**Directive**: The data below needs to be returned exactly, line for line.

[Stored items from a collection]
___

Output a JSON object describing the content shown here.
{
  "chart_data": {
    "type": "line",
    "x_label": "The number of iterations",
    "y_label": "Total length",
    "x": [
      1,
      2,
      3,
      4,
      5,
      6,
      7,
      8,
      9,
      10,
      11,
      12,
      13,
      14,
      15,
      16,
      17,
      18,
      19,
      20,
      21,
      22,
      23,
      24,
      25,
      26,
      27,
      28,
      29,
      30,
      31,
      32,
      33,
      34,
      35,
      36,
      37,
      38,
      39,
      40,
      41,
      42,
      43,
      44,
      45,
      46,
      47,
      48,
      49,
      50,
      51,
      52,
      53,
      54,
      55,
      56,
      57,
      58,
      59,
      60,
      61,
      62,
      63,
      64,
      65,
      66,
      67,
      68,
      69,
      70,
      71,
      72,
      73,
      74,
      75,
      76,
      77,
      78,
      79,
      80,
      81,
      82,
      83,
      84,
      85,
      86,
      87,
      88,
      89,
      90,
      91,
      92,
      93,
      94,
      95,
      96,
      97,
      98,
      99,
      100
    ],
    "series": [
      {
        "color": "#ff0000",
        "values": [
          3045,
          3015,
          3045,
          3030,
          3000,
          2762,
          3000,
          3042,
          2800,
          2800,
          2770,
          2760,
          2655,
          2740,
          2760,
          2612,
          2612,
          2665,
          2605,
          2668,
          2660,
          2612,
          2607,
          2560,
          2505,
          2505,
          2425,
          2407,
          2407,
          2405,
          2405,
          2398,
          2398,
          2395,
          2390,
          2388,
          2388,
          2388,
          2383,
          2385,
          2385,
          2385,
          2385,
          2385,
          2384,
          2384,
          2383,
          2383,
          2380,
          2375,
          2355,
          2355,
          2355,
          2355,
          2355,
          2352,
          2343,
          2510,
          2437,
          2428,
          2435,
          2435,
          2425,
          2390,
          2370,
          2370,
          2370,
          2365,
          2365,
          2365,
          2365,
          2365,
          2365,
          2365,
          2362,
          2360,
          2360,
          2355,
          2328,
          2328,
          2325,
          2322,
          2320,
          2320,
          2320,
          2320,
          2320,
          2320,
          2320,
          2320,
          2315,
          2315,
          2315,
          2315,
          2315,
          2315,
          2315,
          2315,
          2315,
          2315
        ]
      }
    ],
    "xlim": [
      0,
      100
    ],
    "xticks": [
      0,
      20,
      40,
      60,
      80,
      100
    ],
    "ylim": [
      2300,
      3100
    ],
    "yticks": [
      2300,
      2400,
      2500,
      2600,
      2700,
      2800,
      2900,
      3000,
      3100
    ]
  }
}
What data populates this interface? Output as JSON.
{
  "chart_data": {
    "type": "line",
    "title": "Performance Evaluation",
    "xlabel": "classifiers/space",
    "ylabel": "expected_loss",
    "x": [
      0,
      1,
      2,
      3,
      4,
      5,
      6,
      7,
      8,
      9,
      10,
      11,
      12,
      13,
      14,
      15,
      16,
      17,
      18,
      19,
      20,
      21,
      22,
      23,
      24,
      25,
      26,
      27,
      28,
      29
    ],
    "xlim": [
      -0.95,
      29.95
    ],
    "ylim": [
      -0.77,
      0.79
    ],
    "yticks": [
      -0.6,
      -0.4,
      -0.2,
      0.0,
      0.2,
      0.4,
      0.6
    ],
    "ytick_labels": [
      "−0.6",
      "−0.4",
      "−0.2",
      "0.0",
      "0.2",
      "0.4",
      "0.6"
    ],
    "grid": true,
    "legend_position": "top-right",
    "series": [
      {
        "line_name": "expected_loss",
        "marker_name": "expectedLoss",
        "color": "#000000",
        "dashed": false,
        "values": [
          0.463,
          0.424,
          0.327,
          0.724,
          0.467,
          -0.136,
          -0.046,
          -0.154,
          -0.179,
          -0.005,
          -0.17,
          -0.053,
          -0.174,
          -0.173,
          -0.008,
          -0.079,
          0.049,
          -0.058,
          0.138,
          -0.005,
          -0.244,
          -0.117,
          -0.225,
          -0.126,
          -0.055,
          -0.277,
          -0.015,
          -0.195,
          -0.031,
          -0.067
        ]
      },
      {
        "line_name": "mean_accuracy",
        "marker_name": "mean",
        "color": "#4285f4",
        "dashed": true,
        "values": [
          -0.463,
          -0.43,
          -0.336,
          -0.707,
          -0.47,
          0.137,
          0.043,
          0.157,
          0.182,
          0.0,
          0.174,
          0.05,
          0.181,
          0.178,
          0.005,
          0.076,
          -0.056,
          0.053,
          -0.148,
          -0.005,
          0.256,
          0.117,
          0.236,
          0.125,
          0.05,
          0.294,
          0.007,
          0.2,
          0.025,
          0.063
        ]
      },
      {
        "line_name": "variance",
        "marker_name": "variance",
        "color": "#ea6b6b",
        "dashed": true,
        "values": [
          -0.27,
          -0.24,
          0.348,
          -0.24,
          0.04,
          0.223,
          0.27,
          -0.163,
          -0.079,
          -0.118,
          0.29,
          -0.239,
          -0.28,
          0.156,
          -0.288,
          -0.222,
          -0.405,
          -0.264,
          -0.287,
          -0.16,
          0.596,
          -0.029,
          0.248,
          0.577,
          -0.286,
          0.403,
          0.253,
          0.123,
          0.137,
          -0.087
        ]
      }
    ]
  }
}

___

**Response**:
Output a JSON object describing the content shown here.
{
  "chart_data": {
    "type": "line",
    "x_label": "The number of iterations",
    "y_label": "Total length",
    "x": [
      1,
      2,
      3,
      4,
      5,
      6,
      7,
      8,
      9,
      10,
      11,
      12,
      13,
      14,
      15,
      16,
      17,
      18,
      19,
      20,
      21,
      22,
      23,
      24,
      25,
      26,
      27,
      28,
      29,
      30,
      31,
      32,
      33,
      34,
      35,
      36,
      37,
      38,
      39,
      40,
      41,
      42,
      43,
      44,
      45,
      46,
      47,
      48,
      49,
      50,
      51,
      52,
      53,
      54,
      55,
      56,
      57,
      58,
      59,
      60,
      61,
      62,
      63,
      64,
      65,
      66,
      67,
      68,
      69,
      70,
      71,
      72,
      73,
      74,
      75,
      76,
      77,
      78,
      79,
      80,
      81,
      82,
      83,
      84,
      85,
      86,
      87,
      88,
      89,
      90,
      91,
      92,
      93,
      94,
      95,
      96,
      97,
      98,
      99,
      100
    ],
    "series": [
      {
        "color": "#ff0000",
        "values": [
          3045,
          3015,
          3045,
          3030,
          3000,
          2762,
          3000,
          3042,
          2800,
          2800,
          2770,
          2760,
          2655,
          2740,
          2760,
          2612,
          2612,
          2665,
          2605,
          2668,
          2660,
          2612,
          2607,
          2560,
          2505,
          2505,
          2425,
          2407,
          2407,
          2405,
          2405,
          2398,
          2398,
          2395,
          2390,
          2388,
          2388,
          2388,
          2383,
          2385,
          2385,
          2385,
          2385,
          2385,
          2384,
          2384,
          2383,
          2383,
          2380,
          2375,
          2355,
          2355,
          2355,
          2355,
          2355,
          2352,
          2343,
          2510,
          2437,
          2428,
          2435,
          2435,
          2425,
          2390,
          2370,
          2370,
          2370,
          2365,
          2365,
          2365,
          2365,
          2365,
          2365,
          2365,
          2362,
          2360,
          2360,
          2355,
          2328,
          2328,
          2325,
          2322,
          2320,
          2320,
          2320,
          2320,
          2320,
          2320,
          2320,
          2320,
          2315,
          2315,
          2315,
          2315,
          2315,
          2315,
          2315,
          2315,
          2315,
          2315
        ]
      }
    ],
    "xlim": [
      0,
      100
    ],
    "xticks": [
      0,
      20,
      40,
      60,
      80,
      100
    ],
    "ylim": [
      2300,
      3100
    ],
    "yticks": [
      2300,
      2400,
      2500,
      2600,
      2700,
      2800,
      2900,
      3000,
      3100
    ]
  }
}
What data populates this interface? Output as JSON.
{
  "chart_data": {
    "type": "line",
    "title": "Performance Evaluation",
    "xlabel": "classifiers/space",
    "ylabel": "expected_loss",
    "x": [
      0,
      1,
      2,
      3,
      4,
      5,
      6,
      7,
      8,
      9,
      10,
      11,
      12,
      13,
      14,
      15,
      16,
      17,
      18,
      19,
      20,
      21,
      22,
      23,
      24,
      25,
      26,
      27,
      28,
      29
    ],
    "xlim": [
      -0.95,
      29.95
    ],
    "ylim": [
      -0.77,
      0.79
    ],
    "yticks": [
      -0.6,
      -0.4,
      -0.2,
      0.0,
      0.2,
      0.4,
      0.6
    ],
    "ytick_labels": [
      "−0.6",
      "−0.4",
      "−0.2",
      "0.0",
      "0.2",
      "0.4",
      "0.6"
    ],
    "grid": true,
    "legend_position": "top-right",
    "series": [
      {
        "line_name": "expected_loss",
        "marker_name": "expectedLoss",
        "color": "#000000",
        "dashed": false,
        "values": [
          0.463,
          0.424,
          0.327,
          0.724,
          0.467,
          -0.136,
          -0.046,
          -0.154,
          -0.179,
          -0.005,
          -0.17,
          -0.053,
          -0.174,
          -0.173,
          -0.008,
          -0.079,
          0.049,
          -0.058,
          0.138,
          -0.005,
          -0.244,
          -0.117,
          -0.225,
          -0.126,
          -0.055,
          -0.277,
          -0.015,
          -0.195,
          -0.031,
          -0.067
        ]
      },
      {
        "line_name": "mean_accuracy",
        "marker_name": "mean",
        "color": "#4285f4",
        "dashed": true,
        "values": [
          -0.463,
          -0.43,
          -0.336,
          -0.707,
          -0.47,
          0.137,
          0.043,
          0.157,
          0.182,
          0.0,
          0.174,
          0.05,
          0.181,
          0.178,
          0.005,
          0.076,
          -0.056,
          0.053,
          -0.148,
          -0.005,
          0.256,
          0.117,
          0.236,
          0.125,
          0.05,
          0.294,
          0.007,
          0.2,
          0.025,
          0.063
        ]
      },
      {
        "line_name": "variance",
        "marker_name": "variance",
        "color": "#ea6b6b",
        "dashed": true,
        "values": [
          -0.27,
          -0.24,
          0.348,
          -0.24,
          0.04,
          0.223,
          0.27,
          -0.163,
          -0.079,
          -0.118,
          0.29,
          -0.239,
          -0.28,
          0.156,
          -0.288,
          -0.222,
          -0.405,
          -0.264,
          -0.287,
          -0.16,
          0.596,
          -0.029,
          0.248,
          0.577,
          -0.286,
          0.403,
          0.253,
          0.123,
          0.137,
          -0.087
        ]
      }
    ]
  }
}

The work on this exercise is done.